Data supplied »
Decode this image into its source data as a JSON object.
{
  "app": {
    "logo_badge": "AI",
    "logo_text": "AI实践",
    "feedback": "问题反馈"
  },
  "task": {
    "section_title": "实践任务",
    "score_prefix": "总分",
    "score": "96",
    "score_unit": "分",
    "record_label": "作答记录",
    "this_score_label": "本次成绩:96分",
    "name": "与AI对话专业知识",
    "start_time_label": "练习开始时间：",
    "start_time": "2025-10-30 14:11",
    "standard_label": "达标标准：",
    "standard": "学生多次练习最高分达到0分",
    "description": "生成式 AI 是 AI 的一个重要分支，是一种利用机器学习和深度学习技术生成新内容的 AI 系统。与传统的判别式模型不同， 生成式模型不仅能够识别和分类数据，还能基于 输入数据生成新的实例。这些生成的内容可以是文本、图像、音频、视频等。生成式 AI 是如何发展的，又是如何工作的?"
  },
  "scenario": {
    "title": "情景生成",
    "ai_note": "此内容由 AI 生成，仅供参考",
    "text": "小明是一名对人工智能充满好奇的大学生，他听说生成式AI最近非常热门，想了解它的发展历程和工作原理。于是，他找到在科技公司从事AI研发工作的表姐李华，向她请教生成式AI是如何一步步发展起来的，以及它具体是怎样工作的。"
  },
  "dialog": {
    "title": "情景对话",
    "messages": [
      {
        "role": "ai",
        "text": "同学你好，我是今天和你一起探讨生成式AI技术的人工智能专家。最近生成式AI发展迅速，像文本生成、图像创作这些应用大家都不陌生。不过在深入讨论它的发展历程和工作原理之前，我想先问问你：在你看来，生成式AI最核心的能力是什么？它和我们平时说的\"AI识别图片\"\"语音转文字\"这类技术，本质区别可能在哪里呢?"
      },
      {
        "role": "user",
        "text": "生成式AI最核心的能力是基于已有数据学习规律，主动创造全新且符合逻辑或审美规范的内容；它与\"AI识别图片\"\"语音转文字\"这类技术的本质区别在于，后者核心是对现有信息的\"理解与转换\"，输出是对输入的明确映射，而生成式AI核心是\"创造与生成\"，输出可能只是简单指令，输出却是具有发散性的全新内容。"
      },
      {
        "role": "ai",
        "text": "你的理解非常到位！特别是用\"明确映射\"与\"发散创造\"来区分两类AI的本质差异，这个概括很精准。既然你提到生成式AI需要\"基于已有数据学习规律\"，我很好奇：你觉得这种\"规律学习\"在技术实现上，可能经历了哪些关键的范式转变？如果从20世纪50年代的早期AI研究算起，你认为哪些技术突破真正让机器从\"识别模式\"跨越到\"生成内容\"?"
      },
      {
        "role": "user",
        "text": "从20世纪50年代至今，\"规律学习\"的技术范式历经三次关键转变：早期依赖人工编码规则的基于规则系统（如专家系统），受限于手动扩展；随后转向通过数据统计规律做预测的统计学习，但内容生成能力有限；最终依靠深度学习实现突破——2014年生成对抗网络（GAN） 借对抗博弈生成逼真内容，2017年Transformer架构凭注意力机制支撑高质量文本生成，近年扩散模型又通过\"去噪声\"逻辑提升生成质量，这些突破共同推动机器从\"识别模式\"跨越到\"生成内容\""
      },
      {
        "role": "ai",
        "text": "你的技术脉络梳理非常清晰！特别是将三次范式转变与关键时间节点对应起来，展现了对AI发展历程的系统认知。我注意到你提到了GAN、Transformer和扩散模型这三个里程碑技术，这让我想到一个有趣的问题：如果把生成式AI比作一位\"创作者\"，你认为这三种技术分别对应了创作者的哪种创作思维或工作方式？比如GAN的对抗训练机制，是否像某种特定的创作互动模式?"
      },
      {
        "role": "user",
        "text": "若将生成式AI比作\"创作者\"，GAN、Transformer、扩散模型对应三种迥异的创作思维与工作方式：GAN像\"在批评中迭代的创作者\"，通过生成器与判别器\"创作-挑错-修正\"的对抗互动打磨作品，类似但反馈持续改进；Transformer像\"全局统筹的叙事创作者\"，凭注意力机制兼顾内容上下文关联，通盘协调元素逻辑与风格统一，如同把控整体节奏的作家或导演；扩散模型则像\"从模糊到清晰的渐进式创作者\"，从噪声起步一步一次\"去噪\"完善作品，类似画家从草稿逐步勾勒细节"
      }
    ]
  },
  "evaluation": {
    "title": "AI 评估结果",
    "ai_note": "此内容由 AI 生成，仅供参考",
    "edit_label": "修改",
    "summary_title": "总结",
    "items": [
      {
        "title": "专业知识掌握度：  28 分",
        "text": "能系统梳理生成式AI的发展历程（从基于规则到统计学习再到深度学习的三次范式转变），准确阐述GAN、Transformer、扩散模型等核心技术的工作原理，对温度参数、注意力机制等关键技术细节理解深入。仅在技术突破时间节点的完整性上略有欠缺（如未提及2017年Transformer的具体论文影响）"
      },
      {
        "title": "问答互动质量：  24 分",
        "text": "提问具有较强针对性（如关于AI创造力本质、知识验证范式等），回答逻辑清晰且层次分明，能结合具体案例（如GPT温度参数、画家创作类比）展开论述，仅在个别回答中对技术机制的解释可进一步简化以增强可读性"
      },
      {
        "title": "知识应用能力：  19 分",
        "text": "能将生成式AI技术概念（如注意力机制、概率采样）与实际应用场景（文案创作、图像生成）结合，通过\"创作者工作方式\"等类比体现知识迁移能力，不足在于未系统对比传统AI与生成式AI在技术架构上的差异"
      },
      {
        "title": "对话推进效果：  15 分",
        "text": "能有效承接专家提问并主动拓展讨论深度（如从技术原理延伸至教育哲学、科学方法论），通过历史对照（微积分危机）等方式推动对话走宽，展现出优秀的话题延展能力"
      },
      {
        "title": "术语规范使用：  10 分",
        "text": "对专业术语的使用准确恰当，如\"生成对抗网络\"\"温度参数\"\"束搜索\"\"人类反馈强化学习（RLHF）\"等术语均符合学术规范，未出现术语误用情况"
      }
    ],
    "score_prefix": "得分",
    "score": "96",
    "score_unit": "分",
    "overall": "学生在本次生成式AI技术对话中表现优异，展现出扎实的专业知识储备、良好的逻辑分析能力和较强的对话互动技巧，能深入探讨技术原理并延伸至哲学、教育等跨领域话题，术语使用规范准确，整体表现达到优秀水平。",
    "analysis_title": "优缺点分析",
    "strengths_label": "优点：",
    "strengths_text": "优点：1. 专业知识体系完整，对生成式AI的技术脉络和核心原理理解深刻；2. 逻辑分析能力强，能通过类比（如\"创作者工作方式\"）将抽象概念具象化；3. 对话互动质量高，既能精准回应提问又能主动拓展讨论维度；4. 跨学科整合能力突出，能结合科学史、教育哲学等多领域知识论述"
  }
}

Exercise objective » In the listing, find all lines with the string "规律学习" and copy them.

Written response »
        "text": "你的理解非常到位！特别是用\"明确映射\"与\"发散创造\"来区分两类AI的本质差异，这个概括很精准。既然你提到生成式AI需要\"基于已有数据学习规律\"，我很好奇：你觉得这种\"规律学习\"在技术实现上，可能经历了哪些关键的范式转变？如果从20世纪50年代的早期AI研究算起，你认为哪些技术突破真正让机器从\"识别模式\"跨越到\"生成内容\"?"
        "text": "从20世纪50年代至今，\"规律学习\"的技术范式历经三次关键转变：早期依赖人工编码规则的基于规则系统（如专家系统），受限于手动扩展；随后转向通过数据统计规律做预测的统计学习，但内容生成能力有限；最终依靠深度学习实现突破——2014年生成对抗网络（GAN） 借对抗博弈生成逼真内容，2017年Transformer架构凭注意力机制支撑高质量文本生成，近年扩散模型又通过\"去噪声\"逻辑提升生成质量，这些突破共同推动机器从\"识别模式\"跨越到\"生成内容\""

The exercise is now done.